--- Task prompt ---
Return the number of lines that include the string "mode", without any other text.

--- Exercise inputs ---
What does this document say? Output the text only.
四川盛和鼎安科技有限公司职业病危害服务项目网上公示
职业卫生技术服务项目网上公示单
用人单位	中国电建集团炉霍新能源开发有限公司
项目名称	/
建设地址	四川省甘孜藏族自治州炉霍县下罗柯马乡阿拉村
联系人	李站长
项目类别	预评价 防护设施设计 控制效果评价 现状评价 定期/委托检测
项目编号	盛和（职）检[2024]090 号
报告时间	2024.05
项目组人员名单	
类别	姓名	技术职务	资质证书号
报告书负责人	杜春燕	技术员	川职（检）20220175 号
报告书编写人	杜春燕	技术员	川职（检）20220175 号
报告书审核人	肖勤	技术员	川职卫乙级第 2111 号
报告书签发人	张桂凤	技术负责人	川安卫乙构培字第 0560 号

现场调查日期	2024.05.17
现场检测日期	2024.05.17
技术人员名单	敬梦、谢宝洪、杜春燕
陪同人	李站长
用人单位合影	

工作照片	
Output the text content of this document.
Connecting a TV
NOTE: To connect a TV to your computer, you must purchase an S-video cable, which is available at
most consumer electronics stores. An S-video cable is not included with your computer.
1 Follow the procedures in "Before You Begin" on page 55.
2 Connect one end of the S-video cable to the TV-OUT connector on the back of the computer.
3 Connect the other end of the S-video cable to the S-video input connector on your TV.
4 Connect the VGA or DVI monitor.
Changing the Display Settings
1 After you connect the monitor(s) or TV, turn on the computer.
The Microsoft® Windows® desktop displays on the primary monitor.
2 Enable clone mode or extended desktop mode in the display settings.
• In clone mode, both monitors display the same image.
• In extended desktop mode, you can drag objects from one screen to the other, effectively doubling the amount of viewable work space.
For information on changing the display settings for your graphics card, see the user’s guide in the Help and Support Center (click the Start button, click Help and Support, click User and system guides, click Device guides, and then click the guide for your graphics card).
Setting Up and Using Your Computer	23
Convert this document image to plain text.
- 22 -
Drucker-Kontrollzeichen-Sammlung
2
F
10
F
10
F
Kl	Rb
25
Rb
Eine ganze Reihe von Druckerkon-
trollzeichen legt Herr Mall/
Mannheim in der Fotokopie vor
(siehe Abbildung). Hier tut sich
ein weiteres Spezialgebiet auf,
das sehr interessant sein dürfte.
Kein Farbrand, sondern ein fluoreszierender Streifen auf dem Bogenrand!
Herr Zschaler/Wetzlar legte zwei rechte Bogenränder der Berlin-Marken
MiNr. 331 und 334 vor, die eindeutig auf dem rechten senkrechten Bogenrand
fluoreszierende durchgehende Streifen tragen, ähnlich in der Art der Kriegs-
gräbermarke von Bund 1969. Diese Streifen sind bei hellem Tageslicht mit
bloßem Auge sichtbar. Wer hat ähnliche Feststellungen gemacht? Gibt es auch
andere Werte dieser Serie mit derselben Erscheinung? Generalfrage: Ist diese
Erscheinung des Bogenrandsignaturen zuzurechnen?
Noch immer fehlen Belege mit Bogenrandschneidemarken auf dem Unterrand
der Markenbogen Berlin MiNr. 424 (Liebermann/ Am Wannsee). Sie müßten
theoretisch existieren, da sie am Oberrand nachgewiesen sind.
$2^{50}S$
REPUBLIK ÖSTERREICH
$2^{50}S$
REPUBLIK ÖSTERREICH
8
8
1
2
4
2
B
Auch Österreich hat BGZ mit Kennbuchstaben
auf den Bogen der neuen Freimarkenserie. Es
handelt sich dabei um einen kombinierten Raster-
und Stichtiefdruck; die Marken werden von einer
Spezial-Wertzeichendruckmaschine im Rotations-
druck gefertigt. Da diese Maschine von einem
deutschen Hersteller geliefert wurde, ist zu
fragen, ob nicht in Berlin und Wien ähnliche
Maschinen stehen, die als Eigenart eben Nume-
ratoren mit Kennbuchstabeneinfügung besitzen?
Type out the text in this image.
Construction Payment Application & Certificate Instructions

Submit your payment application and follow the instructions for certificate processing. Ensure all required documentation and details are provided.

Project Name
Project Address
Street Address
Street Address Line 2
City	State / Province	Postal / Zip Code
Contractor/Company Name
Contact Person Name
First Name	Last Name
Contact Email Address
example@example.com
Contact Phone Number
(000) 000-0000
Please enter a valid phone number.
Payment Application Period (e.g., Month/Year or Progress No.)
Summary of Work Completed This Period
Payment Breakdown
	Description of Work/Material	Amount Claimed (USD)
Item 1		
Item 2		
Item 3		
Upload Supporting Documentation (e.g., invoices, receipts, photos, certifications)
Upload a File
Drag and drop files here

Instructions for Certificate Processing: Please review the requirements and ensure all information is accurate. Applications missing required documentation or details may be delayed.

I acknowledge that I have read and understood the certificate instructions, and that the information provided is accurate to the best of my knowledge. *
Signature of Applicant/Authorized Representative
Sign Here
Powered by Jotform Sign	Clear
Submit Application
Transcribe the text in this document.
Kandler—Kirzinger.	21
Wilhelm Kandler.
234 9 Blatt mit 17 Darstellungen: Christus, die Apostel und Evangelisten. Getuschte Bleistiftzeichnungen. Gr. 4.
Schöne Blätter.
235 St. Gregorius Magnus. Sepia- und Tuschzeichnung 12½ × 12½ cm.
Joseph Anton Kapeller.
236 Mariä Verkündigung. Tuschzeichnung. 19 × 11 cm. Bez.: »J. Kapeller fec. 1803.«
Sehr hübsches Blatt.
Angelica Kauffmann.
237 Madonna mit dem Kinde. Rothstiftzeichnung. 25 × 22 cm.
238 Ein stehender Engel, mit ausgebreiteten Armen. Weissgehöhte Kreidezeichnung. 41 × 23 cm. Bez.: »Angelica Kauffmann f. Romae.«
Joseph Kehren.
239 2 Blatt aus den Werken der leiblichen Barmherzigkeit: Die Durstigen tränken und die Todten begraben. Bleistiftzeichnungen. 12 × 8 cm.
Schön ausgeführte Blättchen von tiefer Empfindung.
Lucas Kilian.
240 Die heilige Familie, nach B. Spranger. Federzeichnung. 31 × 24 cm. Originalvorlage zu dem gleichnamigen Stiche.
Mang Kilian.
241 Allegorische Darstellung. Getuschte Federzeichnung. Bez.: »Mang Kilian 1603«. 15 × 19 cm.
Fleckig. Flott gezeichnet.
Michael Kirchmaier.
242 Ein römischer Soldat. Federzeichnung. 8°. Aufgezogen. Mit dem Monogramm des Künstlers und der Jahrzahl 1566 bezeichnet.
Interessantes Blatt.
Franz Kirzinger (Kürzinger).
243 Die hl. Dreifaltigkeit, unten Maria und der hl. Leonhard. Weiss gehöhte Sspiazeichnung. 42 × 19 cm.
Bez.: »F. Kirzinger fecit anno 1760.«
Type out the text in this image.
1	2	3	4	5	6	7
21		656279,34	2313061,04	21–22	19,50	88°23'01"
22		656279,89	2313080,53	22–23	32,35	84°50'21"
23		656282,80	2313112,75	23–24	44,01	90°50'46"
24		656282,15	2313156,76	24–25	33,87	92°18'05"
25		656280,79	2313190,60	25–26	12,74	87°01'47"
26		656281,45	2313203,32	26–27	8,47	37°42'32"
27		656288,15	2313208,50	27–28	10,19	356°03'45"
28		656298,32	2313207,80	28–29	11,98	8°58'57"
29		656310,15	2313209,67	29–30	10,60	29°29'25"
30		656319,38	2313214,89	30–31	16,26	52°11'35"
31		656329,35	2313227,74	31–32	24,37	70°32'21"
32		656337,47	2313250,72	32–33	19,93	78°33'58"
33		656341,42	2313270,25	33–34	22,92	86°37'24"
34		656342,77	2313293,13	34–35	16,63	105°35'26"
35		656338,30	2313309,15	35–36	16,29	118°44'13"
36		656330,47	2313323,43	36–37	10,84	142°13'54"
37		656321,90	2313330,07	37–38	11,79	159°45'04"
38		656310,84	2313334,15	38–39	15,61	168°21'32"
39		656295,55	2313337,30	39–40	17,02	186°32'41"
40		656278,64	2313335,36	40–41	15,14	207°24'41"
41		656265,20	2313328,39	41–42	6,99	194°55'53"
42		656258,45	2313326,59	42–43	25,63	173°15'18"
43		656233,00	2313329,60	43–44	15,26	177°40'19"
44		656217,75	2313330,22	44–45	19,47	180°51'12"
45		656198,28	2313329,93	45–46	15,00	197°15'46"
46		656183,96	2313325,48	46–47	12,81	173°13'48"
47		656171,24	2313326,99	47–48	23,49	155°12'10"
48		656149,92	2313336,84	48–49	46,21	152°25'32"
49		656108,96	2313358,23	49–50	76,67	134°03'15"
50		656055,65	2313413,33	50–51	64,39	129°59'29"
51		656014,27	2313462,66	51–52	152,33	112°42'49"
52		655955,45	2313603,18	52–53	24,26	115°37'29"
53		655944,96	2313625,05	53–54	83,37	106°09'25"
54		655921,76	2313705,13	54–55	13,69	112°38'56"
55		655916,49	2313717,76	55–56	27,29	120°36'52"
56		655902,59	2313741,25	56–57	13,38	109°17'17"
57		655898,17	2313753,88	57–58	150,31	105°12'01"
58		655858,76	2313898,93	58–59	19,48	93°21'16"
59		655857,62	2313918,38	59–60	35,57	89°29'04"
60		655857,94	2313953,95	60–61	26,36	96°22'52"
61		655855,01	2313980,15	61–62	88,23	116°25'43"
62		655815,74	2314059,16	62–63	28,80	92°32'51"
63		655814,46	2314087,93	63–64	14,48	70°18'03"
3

--- Finished task ---
3